### [Task prompt]
Rewrite everything from the start of the records down to the line containing "file-browser-toolbar: fs /" as a JSON list of strings, one string per line, leaving out any blank lines.
----------
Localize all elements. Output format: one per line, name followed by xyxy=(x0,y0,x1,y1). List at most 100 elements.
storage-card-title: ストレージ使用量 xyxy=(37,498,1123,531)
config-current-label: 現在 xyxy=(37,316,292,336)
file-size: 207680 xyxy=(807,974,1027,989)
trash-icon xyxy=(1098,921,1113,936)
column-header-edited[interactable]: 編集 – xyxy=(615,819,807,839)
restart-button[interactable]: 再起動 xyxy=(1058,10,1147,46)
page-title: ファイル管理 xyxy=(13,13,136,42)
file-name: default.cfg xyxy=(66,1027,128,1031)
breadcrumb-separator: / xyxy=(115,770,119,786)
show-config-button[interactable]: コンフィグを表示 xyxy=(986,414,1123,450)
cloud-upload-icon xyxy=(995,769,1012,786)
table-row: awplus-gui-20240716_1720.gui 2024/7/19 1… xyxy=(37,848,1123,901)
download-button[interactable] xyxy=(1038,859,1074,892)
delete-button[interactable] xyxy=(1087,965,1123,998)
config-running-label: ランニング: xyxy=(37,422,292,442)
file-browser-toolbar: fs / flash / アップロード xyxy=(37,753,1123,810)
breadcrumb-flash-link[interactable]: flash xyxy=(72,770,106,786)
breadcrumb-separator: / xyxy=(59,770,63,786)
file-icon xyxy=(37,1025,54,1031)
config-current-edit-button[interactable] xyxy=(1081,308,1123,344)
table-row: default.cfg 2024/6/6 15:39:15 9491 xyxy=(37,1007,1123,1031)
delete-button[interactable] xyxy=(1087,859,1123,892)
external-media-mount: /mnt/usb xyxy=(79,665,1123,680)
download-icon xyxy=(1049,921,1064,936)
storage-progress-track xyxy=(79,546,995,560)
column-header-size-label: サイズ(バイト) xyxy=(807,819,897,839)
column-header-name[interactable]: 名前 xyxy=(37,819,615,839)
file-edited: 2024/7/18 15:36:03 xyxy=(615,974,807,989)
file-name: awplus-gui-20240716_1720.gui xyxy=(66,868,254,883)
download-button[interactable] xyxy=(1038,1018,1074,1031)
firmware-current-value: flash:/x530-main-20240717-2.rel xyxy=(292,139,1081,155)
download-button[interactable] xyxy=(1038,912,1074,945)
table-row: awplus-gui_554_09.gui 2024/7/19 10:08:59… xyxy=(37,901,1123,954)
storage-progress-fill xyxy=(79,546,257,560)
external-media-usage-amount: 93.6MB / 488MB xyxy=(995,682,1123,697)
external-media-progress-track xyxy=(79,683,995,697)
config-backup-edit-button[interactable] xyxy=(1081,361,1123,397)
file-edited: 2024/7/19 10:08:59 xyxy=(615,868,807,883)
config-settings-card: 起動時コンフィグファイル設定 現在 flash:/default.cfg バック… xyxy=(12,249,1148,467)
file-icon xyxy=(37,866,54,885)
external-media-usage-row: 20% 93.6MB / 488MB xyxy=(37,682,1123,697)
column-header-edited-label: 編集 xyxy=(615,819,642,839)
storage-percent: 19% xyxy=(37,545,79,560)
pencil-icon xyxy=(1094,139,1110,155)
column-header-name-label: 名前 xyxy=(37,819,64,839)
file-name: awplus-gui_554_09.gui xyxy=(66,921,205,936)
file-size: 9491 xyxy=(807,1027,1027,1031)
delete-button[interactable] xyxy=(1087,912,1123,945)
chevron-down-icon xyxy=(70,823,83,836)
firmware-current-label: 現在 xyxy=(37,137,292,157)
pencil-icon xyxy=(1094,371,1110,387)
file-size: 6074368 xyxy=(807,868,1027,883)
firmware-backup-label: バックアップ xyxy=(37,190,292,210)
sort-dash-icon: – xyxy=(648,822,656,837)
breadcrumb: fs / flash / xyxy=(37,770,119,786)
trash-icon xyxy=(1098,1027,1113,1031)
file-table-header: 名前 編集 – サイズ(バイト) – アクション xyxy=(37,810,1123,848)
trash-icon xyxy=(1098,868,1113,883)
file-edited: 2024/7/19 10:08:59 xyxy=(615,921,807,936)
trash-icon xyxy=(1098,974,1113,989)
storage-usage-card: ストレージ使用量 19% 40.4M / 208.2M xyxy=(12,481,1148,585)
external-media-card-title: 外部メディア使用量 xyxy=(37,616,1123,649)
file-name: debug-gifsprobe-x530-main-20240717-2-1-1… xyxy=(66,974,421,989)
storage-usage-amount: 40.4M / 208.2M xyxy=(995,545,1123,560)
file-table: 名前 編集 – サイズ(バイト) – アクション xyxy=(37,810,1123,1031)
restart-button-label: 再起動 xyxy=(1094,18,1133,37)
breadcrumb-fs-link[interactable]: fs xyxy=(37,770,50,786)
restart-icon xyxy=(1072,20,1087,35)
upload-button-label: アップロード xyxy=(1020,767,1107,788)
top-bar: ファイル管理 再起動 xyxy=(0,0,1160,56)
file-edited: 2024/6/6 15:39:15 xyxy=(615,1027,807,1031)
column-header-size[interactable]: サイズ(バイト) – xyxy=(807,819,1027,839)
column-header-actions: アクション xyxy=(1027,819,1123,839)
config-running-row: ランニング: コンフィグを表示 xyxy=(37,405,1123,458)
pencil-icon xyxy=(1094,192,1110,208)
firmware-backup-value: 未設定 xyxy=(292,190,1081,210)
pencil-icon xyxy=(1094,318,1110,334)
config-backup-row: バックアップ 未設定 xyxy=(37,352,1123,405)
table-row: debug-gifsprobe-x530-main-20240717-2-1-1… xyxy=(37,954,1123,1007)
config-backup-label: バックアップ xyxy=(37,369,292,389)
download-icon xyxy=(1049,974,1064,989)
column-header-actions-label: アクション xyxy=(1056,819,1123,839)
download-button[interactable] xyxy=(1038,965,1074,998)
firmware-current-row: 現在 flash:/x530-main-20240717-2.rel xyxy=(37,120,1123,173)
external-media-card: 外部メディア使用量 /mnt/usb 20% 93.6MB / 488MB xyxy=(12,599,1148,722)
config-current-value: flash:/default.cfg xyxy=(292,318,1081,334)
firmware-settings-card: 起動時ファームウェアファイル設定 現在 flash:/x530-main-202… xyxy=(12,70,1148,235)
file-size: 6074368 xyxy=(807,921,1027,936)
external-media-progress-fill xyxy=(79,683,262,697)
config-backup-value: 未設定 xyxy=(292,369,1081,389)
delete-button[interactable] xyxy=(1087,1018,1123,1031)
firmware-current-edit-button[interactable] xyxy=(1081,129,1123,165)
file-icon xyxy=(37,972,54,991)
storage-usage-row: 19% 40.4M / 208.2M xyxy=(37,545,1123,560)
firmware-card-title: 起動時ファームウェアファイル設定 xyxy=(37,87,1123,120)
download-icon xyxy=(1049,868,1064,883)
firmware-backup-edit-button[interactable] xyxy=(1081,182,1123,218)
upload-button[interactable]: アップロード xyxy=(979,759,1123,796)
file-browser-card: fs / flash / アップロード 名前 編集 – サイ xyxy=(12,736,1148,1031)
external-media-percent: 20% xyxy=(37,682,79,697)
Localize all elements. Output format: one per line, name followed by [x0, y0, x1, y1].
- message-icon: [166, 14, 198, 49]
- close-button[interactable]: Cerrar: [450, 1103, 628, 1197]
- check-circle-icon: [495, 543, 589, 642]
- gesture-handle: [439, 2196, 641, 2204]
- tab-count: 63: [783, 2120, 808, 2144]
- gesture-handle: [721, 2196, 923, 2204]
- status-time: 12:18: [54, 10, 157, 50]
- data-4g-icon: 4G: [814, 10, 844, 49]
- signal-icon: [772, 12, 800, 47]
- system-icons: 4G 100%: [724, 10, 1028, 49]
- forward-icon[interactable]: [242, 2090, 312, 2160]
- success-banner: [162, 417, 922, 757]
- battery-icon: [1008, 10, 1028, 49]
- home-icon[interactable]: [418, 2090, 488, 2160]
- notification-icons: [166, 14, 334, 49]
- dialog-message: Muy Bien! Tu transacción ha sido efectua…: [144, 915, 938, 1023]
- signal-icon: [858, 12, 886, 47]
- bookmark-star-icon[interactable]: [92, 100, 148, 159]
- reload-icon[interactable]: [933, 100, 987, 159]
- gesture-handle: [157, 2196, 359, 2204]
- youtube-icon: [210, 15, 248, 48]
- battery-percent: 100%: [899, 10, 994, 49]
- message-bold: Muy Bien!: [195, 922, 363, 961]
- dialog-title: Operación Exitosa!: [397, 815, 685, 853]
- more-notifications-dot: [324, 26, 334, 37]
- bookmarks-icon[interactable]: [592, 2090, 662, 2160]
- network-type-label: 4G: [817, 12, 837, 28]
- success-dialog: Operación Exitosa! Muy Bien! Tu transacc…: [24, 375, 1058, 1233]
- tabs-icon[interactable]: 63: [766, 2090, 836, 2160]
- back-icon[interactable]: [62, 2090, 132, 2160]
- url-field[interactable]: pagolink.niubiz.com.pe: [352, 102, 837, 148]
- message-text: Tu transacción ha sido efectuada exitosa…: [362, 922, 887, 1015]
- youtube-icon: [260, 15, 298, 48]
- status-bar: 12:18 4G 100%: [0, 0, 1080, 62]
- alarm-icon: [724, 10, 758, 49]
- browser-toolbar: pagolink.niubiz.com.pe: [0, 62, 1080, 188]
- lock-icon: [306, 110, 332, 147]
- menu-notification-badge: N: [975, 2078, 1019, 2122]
----------
### [Full solution]
[
  "Localize all elements. Output format: one per line, name followed by xyxy=(x0,y0,x1,y1). List at most 100 elements.",
  "storage-card-title: ストレージ使用量 xyxy=(37,498,1123,531)",
  "config-current-label: 現在 xyxy=(37,316,292,336)",
  "file-size: 207680 xyxy=(807,974,1027,989)",
  "trash-icon xyxy=(1098,921,1113,936)",
  "column-header-edited[interactable]: 編集 – xyxy=(615,819,807,839)",
  "restart-button[interactable]: 再起動 xyxy=(1058,10,1147,46)",
  "page-title: ファイル管理 xyxy=(13,13,136,42)",
  "file-name: default.cfg xyxy=(66,1027,128,1031)",
  "breadcrumb-separator: / xyxy=(115,770,119,786)",
  "show-config-button[interactable]: コンフィグを表示 xyxy=(986,414,1123,450)",
  "cloud-upload-icon xyxy=(995,769,1012,786)",
  "table-row: awplus-gui-20240716_1720.gui 2024/7/19 1… xyxy=(37,848,1123,901)",
  "download-button[interactable] xyxy=(1038,859,1074,892)",
  "delete-button[interactable] xyxy=(1087,965,1123,998)",
  "config-running-label: ランニング: xyxy=(37,422,292,442)",
  "file-browser-toolbar: fs / flash / アップロード xyxy=(37,753,1123,810)"
]